(ESTRATTO DEL TESTO)
#####

Parto dalla premessa secondo cui, nel quadro della crisi economica mondiale, il liberismo dello stadio monopolistico del capitalismo (ben diverso da quello che segnò nel corso dell’Ottocento lo stadio liberoscambista del capitalismo) è un’arma che serve ai paesi imperialisti sia per contrastare la legge della caduta del saggio medio di profitto sia per sostenere la competizione internazionale. Dunque, a mano a mano che la crisi si acuisce, si accentua, con essa e per essa, la spinta alla creazione di un nuovo sistema istituzionale, normativo e rappresentativo, che offra l’involucro più adatto all’esercizio di un potere sempre meno democratico e sempre più autoritario, perché sempre più strettamente legato agli interessi economici e alla volontà politica della borghesia imperialista. Quegli interessi e quella volontà che spiegano, fra l’altro, il rilievo (che va ben oltre la questione immediata dell’ordine pubblico) assunto dal fenomeno dell’immigrazione che investe il nostro Paese: un problema che, per la sua dinamica così come per le sue implicazioni e per i suoi effetti, merita un’attenzione meno superficiale ed emotiva di quella ad esso normalmente dedicata dai ‘mass media’ (come è avvenuto, da ultimo, sull’onda di un fatto di cronaca nera).
La prima osservazione da fare a tale proposito è che l’idea di ‘blindare’ il nostro paese, ricorrendo alla decretazione straordinaria, è altrettanto illusoria (e obbedisce esclusivamente a motivazioni politico-ideologiche di carattere propagandistico, esattamente come la campagna contro i lavavetri) quanto l’idea di mobilitare le forze dell’ordine per fermare o espellere il flusso di disperati che si riversa sul nostro territorio: entrambe queste idee, oltre ad essere forcaiole e fascisteggianti, eludono la vera questione, che è quella rappresentata dall’intero sistema dei rapporti internazionali creati sulla base del capitalismo imperialista. Una questione che viene accuratamente rimossa, giacché sono proprio questi rapporti che producono tale fenomeno, ne impediscono la soluzione e, con il passare del tempo, lo renderanno, con la loro esistenza e con la loro azione, sempre più imponente e sempre meno controllabile. Occorre invece prendere coscienza del fatto che la causa prima del sottosviluppo cronico e dello sfruttamento che colpisce i paesi meno sviluppati è, anche nella ‘civilissima Europa’, l’imperialismo. Basti pensare alle decine di migliaia di imprenditori italiani che sono partiti all’assalto della ‘fiera dell’Est’, ad esempio in Romania, e hanno contribuito, praticando un capitalismo rapace e predatorio fondato sulla ricerca e l’utilizzazione della manodopera a basso costo in assenza di qualsiasi controllo dello Stato, che è in mano a borghesie compradore come quelle che hanno assunto ‘per conto terzi’ la direzione dei paesi ex socialisti dell’Est europeo, a impoverire questi stessi paesi e a incrementare i flussi migratori da quei paesi al nostro.

#####

(COMPITO ASSEGNATO 1) Nell'estratto su immigrazione e imperialismo, quale paese viene citato come esempio della «fiera dell'Est» verso cui sono partiti gli imprenditori italiani?
(COMPITO ASSEGNATO 2)
Indichi se ciascuna delle seguenti affermazioni concorda con l'estratto su immigrazione e imperialismo, rispondendo sì o no e citando le parole decisive del testo.
(a) Il liberismo dello stadio monopolistico del capitalismo coincide con quello dello stadio liberoscambista ottocentesco.
(b) L'imperialismo è indicato come causa prima del sottosviluppo cronico dei paesi meno sviluppati.
(c) I mass media dedicano normalmente al fenomeno dell'immigrazione un'attenzione adeguata e priva di emotività.
(COMPITO ASSEGNATO 3) Scriva il seguito dell'estratto su immigrazione e imperialismo, riprendendo subito dopo la sua ultima frase.

(REGISTRAZIONI)
#####

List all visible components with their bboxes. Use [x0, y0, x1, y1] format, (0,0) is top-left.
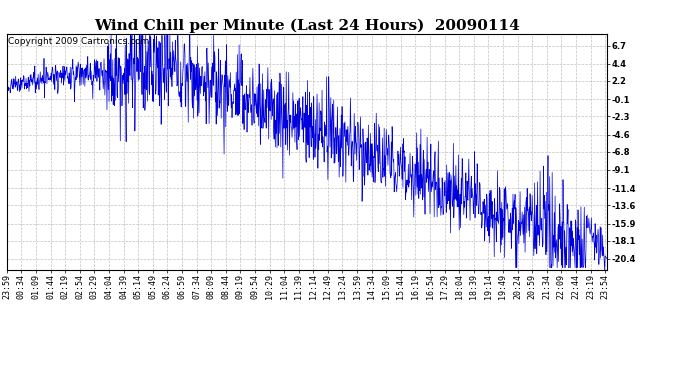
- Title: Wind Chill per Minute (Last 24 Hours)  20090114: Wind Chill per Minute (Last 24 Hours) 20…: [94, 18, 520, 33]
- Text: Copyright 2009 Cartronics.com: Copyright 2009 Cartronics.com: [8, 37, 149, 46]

#####

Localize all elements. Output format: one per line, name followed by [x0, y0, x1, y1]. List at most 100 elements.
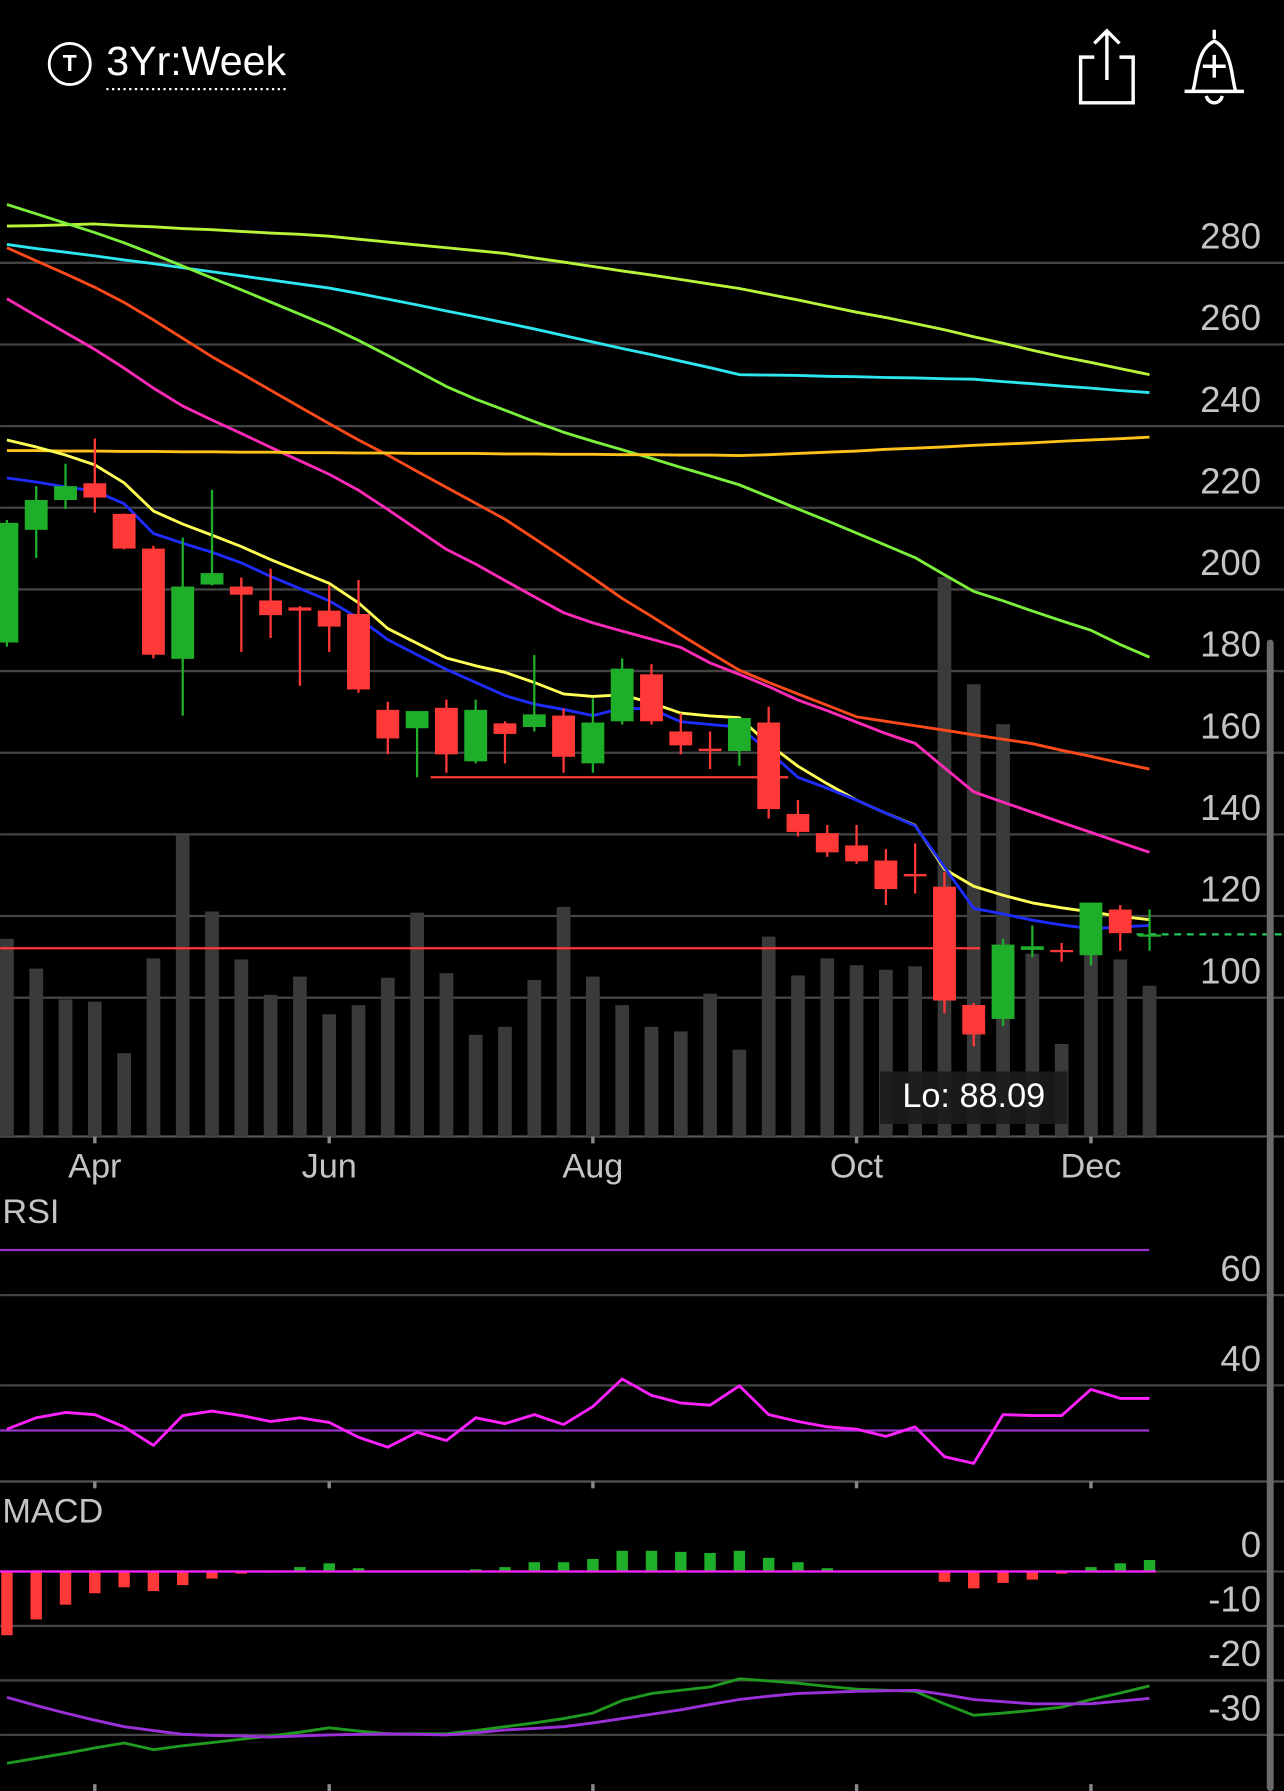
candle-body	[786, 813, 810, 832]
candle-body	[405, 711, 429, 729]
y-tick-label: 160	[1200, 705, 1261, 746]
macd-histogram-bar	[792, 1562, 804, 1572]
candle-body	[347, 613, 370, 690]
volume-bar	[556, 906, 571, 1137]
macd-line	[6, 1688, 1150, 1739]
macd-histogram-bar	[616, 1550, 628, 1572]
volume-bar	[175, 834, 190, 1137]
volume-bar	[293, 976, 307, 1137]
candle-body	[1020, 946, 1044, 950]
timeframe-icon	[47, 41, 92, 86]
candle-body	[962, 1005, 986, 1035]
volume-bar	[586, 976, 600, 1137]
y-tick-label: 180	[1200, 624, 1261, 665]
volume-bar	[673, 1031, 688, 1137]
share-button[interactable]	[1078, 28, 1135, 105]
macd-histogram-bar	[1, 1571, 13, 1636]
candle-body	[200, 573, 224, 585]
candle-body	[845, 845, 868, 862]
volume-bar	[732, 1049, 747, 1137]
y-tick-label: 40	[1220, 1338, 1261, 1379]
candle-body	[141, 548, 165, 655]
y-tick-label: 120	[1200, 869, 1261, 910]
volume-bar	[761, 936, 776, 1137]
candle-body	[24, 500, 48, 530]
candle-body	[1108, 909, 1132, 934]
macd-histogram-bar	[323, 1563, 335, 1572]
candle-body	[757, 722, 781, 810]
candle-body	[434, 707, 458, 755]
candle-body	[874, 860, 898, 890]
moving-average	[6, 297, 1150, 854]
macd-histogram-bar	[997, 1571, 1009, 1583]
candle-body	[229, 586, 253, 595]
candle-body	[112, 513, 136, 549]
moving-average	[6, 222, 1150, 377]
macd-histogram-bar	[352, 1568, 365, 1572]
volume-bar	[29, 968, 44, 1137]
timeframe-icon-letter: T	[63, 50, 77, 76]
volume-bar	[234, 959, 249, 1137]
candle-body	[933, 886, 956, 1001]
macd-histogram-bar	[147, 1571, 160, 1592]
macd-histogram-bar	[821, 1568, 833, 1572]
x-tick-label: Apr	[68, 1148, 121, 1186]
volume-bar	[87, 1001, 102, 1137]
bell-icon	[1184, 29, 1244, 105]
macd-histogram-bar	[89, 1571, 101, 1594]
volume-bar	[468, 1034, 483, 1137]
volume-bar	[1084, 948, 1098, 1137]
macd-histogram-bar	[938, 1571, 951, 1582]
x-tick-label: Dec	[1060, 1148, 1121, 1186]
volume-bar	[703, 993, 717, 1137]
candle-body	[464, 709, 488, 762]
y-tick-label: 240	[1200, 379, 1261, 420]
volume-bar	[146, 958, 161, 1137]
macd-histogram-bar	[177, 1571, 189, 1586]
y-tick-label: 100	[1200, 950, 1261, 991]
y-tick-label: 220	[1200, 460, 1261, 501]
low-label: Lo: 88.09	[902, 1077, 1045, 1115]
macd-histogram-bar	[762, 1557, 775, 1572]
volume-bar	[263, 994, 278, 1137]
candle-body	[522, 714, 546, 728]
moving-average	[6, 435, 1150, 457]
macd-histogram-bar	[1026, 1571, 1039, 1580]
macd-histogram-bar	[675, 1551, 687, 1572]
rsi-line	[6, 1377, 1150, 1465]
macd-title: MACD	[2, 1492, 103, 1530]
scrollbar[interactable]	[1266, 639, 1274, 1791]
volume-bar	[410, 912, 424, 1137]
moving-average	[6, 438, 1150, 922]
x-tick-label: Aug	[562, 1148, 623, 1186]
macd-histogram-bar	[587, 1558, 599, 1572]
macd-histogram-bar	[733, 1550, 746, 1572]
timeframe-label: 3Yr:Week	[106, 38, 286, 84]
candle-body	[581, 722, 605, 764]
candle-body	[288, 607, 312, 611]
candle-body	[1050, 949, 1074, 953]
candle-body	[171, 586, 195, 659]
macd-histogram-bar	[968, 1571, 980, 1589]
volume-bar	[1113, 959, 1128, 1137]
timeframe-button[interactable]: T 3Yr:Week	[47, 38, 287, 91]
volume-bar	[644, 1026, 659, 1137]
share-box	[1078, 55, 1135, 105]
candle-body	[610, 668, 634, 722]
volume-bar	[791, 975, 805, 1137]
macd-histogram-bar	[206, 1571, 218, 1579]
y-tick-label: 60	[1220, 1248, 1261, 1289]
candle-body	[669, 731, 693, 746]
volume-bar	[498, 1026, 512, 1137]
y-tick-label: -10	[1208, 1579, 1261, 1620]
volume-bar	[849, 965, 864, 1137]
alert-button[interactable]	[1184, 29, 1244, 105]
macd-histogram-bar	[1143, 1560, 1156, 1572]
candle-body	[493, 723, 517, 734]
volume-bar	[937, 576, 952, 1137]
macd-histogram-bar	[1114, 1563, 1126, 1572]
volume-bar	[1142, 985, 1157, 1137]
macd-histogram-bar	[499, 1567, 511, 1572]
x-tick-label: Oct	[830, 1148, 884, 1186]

#####

(RISPOSTA ATTESA 1) La Romania.

(RISPOSTA ATTESA 2)
(a) No: «ben diverso da quello che segnò nel corso dell’Ottocento lo stadio liberoscambista del capitalismo».
(b) Sì: «la causa prima del sottosviluppo cronico e dello sfruttamento che colpisce i paesi meno sviluppati è, anche nella ‘civilissima Europa’, l’imperialismo».
(c) No: «merita un’attenzione meno superficiale ed emotiva di quella ad esso normalmente dedicata dai ‘mass media’».

(RISPOSTA ATTESA 3)
Dal canto suo, la borghesia esprime nei confronti di questo problema un duplice atteggiamento: se, per un verso, essa è condizionata dalla preoccupazione di controllare la ‘grande invasione’, per un altro verso è interessata, mediante una forma di moderno schiavismo, a reclutare manodopera a basso prezzo da utilizzare nei lavori più pesanti e insalùbri o da schierare lungo i marciapiedi. Il fatto che poi questa contraddizione interna si manifesti nel conflitto tra razzismo e antirazzismo altro non dimostra se non la funzione di quella ‘camera oscura’ che è l’ideologia, funzione consistente per l’appunto nel riflettere i rapporti reali in modo rovesciato (non è infatti casuale, ma obbedisce ad una precisa logica materiale, che la reazione rudemente immediata di certi settori popolari che vivono sulla loro pelle le conseguenze economico-sociali della immigrazione assuma il colore del ‘razzismo’, mentre una nobile opzione ‘antirazzista’, tanto programmatica quanto illuminata, caratterizza quella grande borghesia al cui traino si pongono certi strati della piccola borghesia intellettuale).In realtà, sia i neomalthusiani che denunciano la mancanza di politiche di appoggio a quelli che eufemisticamente definiscono paesi in via di sviluppo (politiche senza le quali sarebbe impossibile contenere il loro incremento demografico ed arrestarne le correnti migratorie), sia i rappresentanti della filantropia borghese e piccolo-borghese di ispirazione più o meno cattolica che invocano la politica delle ‘porte aperte’ partono dallo stesso presupposto: il carattere immodificabile dell’attuale divisione mondiale del lavoro, della produzione e dei mercati, che rende necessaria (per i paesi imperialisti) l’esistenza di paesi economicamente sottosviluppati e politicamente dipendenti, fornitori di materie prime e manodopera a basso costo, riserve di caccia e moderne colonie del capitale finanziario e delle imprese multinazionali.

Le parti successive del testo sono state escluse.